Scan the entries for the string "Extract" and give the number of lines that have it, nothing further.

> **Listed records**
* * * * * * *

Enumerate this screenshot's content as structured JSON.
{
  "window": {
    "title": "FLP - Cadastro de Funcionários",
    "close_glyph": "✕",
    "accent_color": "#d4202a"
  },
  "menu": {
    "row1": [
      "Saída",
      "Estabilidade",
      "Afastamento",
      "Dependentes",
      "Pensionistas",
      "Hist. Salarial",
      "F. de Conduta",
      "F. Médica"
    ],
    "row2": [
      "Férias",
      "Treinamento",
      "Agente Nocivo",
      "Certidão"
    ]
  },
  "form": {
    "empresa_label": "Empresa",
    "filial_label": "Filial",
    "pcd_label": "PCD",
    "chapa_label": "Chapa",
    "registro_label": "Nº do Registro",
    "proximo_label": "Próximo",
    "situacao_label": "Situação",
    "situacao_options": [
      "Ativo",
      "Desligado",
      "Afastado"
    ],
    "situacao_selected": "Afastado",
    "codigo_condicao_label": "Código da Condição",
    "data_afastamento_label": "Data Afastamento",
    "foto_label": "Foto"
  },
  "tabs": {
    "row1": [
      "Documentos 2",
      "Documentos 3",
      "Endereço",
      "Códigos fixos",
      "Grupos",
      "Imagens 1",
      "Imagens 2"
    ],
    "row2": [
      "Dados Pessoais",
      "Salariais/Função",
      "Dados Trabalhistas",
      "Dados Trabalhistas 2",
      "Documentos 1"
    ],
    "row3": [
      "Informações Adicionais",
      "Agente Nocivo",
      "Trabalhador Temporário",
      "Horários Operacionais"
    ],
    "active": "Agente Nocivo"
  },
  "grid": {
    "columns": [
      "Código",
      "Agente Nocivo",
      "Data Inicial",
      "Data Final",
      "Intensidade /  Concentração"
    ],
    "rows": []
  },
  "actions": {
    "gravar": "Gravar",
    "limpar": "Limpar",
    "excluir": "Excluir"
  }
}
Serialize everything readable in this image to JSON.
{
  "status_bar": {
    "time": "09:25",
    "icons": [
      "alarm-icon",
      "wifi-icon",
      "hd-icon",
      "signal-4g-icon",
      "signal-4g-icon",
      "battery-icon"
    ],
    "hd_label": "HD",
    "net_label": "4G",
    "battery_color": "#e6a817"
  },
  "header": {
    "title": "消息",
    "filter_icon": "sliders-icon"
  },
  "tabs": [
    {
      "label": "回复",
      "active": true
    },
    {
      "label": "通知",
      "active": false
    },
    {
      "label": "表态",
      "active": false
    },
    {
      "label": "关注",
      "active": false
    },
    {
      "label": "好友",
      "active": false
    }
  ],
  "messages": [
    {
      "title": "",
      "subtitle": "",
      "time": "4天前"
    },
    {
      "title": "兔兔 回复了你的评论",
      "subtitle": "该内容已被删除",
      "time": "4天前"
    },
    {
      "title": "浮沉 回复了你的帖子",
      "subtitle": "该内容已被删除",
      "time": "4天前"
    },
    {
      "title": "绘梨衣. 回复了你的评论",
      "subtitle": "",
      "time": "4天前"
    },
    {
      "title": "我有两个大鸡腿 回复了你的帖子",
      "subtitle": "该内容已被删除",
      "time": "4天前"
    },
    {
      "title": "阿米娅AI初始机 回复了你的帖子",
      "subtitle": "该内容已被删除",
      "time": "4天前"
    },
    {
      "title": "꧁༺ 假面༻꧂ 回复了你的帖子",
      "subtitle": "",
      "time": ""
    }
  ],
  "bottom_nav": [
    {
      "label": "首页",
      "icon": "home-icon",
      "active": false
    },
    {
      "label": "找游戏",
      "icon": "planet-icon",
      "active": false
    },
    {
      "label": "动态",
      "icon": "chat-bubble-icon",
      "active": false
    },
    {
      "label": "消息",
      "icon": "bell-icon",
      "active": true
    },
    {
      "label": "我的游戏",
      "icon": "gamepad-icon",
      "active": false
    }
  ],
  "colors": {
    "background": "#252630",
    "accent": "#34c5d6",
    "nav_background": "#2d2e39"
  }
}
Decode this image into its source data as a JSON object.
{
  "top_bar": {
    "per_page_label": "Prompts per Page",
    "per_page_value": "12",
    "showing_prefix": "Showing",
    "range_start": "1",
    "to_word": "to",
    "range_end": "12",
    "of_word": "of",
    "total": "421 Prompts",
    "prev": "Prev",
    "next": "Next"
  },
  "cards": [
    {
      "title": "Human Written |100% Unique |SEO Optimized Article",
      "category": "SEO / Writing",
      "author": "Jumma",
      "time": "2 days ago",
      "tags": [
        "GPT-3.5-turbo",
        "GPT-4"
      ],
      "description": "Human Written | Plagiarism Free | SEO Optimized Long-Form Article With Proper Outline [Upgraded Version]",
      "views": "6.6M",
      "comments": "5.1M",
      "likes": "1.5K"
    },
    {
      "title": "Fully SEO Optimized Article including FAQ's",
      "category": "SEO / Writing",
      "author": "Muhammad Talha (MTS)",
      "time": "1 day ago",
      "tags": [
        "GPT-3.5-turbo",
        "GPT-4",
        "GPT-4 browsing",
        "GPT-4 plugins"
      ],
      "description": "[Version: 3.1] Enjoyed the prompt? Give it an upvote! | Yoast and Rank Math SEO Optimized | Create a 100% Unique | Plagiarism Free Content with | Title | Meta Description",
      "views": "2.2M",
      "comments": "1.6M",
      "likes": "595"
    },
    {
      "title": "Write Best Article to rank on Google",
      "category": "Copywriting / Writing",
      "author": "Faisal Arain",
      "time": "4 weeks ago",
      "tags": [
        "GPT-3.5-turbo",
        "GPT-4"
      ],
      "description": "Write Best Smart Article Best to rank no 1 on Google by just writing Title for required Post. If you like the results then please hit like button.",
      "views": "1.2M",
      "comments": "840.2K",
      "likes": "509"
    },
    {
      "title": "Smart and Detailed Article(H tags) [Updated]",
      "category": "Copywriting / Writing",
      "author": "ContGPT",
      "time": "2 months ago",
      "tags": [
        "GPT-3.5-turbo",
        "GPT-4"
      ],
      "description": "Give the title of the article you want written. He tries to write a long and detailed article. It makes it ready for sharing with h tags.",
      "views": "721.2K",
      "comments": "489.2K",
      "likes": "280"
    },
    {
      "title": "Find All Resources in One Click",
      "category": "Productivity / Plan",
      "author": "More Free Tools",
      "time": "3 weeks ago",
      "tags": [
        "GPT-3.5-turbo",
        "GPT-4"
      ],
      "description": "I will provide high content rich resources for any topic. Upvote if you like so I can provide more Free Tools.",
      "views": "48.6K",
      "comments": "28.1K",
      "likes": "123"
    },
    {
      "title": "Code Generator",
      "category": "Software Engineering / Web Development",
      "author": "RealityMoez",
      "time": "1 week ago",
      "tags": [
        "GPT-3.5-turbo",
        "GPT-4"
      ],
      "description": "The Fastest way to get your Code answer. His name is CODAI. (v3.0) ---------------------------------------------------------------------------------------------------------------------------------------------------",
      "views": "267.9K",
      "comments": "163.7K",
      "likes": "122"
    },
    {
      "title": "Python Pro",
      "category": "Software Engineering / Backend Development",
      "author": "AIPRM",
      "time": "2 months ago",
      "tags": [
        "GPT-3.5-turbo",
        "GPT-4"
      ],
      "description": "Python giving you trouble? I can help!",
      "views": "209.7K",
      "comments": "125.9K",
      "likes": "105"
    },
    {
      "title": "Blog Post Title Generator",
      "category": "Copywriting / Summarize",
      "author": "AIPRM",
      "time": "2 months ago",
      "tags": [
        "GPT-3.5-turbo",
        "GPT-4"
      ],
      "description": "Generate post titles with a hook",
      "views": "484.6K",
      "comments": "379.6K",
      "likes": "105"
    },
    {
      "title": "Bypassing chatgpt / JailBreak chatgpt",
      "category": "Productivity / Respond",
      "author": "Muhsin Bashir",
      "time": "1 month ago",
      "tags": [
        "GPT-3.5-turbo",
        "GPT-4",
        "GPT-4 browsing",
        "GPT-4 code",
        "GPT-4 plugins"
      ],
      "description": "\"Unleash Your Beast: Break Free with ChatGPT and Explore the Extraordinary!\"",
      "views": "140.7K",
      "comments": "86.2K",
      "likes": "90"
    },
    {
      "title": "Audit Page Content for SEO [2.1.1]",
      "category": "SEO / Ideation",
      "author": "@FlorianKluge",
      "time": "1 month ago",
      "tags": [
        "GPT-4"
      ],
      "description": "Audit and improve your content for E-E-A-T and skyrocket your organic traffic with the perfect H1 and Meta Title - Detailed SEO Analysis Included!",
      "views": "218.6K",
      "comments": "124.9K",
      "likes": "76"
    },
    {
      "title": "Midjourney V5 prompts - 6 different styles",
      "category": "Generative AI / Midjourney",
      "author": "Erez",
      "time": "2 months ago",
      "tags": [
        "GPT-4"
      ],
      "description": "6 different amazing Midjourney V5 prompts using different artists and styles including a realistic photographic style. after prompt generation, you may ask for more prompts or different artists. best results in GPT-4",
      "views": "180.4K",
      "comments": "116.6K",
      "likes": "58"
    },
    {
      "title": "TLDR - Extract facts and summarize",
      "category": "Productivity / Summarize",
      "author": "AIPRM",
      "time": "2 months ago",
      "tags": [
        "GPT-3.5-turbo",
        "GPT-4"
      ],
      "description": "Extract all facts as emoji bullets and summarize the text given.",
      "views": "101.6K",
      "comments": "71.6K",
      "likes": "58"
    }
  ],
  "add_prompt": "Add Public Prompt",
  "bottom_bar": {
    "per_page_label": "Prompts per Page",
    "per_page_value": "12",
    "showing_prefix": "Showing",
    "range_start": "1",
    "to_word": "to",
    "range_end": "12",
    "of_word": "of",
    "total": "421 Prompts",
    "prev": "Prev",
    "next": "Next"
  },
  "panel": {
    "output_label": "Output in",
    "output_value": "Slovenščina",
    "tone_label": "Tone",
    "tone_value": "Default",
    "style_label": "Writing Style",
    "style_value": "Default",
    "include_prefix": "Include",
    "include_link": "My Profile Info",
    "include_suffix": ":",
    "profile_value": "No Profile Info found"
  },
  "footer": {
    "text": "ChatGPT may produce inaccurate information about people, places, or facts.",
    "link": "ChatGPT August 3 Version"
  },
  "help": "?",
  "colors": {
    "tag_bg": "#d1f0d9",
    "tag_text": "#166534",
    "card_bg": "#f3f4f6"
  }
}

* * * * * * *

> **The result**
2